— Task list —
a) In the article on electric vehicle charging, which city did StreetLight and Siemens study?
b) From the article on electric vehicle charging, write out the passage starting with "The newest electric" and going on through "cars and SUVs.".
c) Pick up the article on electric vehicle charging right after its last sentence and keep writing.

— Excerpted text —
☆ ☆ ☆ ☆

The newest electric vehicles from Tesla, GM, and now Ford can drive from New York City to Washington, DC, on a single charge — with plenty left over to circle the block for parking — but so-called "range anxiety" remains one of the most stubborn challenges facing broader adoption of battery-powered cars and SUVs.
Tesla has sought to overcome it by building a network of more than 3,000 chargers across North America. Ford, ahead of the unveiling of its "Mustang-inspired" Mach E SUV this weekend, announced last month that it's investing in 12,000 chargers across the continent.
Now a new analysis from the big data firm StreetLight Data and the tech and industrial conglomerate Siemens hopes to better guide city planners and utility companies on where to put all those charging stations.
"People seem to go, Oh, there's a lot of cars here, and a Whole Foods, so probably this is where those rich green people come," StreetLight CEO and co-founder Laura Schewel said. "It's not really data-driven, and it's driven by assumptions of who we think electric vehicle drivers should be. We want people to think about what the EV infrastructure should be, then build it the way it should be to meet our goals."
StreetLight and Siemens studied Santa Clara — a Siemens client, but also a prosperous city in the heart of Silicon Valley, and as a result, a hotbed of early tech adopters, EV drivers, and EV charging stations, offering plenty of variables to study where chargers are located and who's using them the most.
The companies then generated a heat map to help policymakers figure out what to consider in deciding where to put them.
"There are a lot of dynamics there that make it a great place to drive EV charging and EV usage, but you still have to prioritize," said Martin Morzynski, vice president of product management at StreetLight. "The EV planning universe, it's in the dark ages, and it's so much more complex: What are grid requirements, range, short trips, long trips?"
For now, one of the least important places when it comes to city driving and encouraging drivers to switch to electric vehicles are public parking lots, the team found. Rather, homes and offices are the most crucial spots for charging — a finding that corroborates, and is corroborated by, similar industry findings.

☆ ☆ ☆ ☆

— Document layout analysis data —

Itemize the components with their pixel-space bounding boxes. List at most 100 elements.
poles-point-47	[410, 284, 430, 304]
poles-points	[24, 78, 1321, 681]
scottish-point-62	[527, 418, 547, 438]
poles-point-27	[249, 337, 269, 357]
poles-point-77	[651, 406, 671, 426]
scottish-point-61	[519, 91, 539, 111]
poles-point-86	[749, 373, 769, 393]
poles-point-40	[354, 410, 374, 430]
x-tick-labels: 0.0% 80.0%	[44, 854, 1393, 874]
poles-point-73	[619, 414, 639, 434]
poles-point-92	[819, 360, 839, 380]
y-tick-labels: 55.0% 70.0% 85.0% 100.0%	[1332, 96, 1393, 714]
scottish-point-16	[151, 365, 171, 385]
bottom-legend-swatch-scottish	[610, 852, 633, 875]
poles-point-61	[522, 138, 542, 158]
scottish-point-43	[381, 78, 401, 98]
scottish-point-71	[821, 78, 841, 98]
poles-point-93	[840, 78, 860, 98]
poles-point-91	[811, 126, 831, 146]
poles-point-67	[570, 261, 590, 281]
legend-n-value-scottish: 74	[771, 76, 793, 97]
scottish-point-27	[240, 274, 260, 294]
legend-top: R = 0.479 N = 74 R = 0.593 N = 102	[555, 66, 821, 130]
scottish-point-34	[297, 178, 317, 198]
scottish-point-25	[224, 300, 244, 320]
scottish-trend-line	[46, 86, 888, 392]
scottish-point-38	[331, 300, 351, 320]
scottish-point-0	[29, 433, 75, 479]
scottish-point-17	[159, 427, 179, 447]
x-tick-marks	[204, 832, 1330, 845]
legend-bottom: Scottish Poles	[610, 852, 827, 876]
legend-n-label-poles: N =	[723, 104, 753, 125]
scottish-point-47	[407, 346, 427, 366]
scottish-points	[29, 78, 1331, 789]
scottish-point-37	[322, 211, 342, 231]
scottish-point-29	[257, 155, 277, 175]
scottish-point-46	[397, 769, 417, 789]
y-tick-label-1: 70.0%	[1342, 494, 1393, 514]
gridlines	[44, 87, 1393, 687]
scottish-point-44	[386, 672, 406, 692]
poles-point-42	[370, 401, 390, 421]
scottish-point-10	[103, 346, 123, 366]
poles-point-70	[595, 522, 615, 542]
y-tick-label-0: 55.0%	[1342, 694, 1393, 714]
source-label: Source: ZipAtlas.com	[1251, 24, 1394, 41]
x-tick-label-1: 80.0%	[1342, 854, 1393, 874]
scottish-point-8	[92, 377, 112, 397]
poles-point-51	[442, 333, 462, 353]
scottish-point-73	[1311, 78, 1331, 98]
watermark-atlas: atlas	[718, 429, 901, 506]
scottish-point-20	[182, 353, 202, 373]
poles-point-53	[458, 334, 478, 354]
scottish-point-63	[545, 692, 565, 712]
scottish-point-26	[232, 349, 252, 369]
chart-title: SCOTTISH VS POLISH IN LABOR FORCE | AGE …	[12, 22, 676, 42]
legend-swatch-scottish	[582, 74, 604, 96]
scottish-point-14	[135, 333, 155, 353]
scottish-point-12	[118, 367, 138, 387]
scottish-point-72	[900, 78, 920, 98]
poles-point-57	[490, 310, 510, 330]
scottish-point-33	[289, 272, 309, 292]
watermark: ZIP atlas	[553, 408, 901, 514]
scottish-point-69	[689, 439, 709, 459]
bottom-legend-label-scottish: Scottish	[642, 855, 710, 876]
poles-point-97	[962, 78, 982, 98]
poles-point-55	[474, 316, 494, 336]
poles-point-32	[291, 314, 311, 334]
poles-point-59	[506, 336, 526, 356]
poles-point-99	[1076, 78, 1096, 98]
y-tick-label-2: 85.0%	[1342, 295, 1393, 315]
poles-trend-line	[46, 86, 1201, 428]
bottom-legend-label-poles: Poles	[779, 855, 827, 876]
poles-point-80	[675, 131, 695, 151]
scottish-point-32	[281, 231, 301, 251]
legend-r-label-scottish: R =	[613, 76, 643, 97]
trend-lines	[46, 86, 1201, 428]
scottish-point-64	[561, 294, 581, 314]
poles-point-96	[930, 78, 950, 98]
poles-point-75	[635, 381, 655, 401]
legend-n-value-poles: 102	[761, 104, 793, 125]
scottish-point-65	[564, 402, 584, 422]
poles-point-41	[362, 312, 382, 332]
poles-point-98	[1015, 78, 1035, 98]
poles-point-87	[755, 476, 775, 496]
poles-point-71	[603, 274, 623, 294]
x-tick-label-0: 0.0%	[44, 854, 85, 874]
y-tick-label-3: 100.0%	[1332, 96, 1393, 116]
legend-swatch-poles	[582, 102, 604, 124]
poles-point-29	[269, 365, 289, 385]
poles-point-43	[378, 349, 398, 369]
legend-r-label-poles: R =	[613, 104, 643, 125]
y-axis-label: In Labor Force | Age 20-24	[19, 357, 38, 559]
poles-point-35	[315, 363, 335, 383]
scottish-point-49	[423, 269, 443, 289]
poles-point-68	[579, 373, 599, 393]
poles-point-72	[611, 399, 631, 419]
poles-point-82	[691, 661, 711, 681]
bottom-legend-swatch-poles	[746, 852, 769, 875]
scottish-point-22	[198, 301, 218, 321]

☆ ☆ ☆ ☆

— Answers by item number —
a) Santa Clara

b)
The newest electric vehicles from Tesla, GM, and now Ford can drive from New York City to Washington, DC, on a single charge — with plenty left over to circle the block for parking — but so-called "range anxiety" remains one of the most stubborn challenges facing broader adoption of battery-powered cars and SUVs.

c)
"It's quite easy to recharge at home because you have space, you have a parking lot. For public charging, it might not be that important," Guillaume Devauchelle, vice president of innovation and research and development at Valeo, a French automotive supplier that's made heavy investments in electric vehicle technology.
But with so many employers having installed EV chargers at their offices, leaders in Santa Clara are interested in how to expand the number of public charging stations — and the findings from the Siemens and StreetLight analysis could have far-reaching implications in deciding where to install the charging spots.StreetLight's Morzynski spoke with Cheddar in a recent interview. The conversation was edited and condensed for clarity and brevity.
What's the planning typically like when it comes to installing EV charging stations?
You've got shopping malls putting up chargers and factory outlets – and it's partly marketing, it's signaling innovation. And when you first build infrastructure, the direction tends to be, Where do I put it where there's a lot of people? With EVs, that just isn't enough, because you have capacity restraints. You need to ask, where are there enough people who are taking short trips? Do you have trucks that are taking short trips? Do you have cities that want to incentivize local traveling?
What did your analysis find?
What we found important was inferred trip purpose: 'Why am I driving?' For most people, the most important trips are from home to work, from home to shopping, or home to school.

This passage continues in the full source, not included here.